• **Work instructions**
All records are to be retyped faithfully and completely.

[A block of data]
• • • • • • •

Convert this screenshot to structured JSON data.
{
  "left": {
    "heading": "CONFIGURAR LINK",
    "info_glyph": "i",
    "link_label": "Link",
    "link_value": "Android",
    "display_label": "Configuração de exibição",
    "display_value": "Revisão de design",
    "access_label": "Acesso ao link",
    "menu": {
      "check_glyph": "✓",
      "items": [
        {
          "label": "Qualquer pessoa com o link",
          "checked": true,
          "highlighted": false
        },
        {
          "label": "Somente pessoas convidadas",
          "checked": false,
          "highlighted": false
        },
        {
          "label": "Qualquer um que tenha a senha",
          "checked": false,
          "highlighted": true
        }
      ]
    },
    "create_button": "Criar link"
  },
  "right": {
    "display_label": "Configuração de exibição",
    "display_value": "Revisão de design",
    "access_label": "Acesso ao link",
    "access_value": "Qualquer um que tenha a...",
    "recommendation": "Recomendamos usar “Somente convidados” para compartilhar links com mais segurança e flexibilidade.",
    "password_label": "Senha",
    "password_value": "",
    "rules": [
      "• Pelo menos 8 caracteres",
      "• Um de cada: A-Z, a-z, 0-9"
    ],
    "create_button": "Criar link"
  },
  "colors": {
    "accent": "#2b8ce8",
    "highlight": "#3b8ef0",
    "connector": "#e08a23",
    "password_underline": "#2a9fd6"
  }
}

• • • • • • •

• **Written answer**
Convert this screenshot to structured JSON data.
{
  "left": {
    "heading": "CONFIGURAR LINK",
    "info_glyph": "i",
    "link_label": "Link",
    "link_value": "Android",
    "display_label": "Configuração de exibição",
    "display_value": "Revisão de design",
    "access_label": "Acesso ao link",
    "menu": {
      "check_glyph": "✓",
      "items": [
        {
          "label": "Qualquer pessoa com o link",
          "checked": true,
          "highlighted": false
        },
        {
          "label": "Somente pessoas convidadas",
          "checked": false,
          "highlighted": false
        },
        {
          "label": "Qualquer um que tenha a senha",
          "checked": false,
          "highlighted": true
        }
      ]
    },
    "create_button": "Criar link"
  },
  "right": {
    "display_label": "Configuração de exibição",
    "display_value": "Revisão de design",
    "access_label": "Acesso ao link",
    "access_value": "Qualquer um que tenha a...",
    "recommendation": "Recomendamos usar “Somente convidados” para compartilhar links com mais segurança e flexibilidade.",
    "password_label": "Senha",
    "password_value": "",
    "rules": [
      "• Pelo menos 8 caracteres",
      "• Um de cada: A-Z, a-z, 0-9"
    ],
    "create_button": "Criar link"
  },
  "colors": {
    "accent": "#2b8ce8",
    "highlight": "#3b8ef0",
    "connector": "#e08a23",
    "password_underline": "#2a9fd6"
  }
}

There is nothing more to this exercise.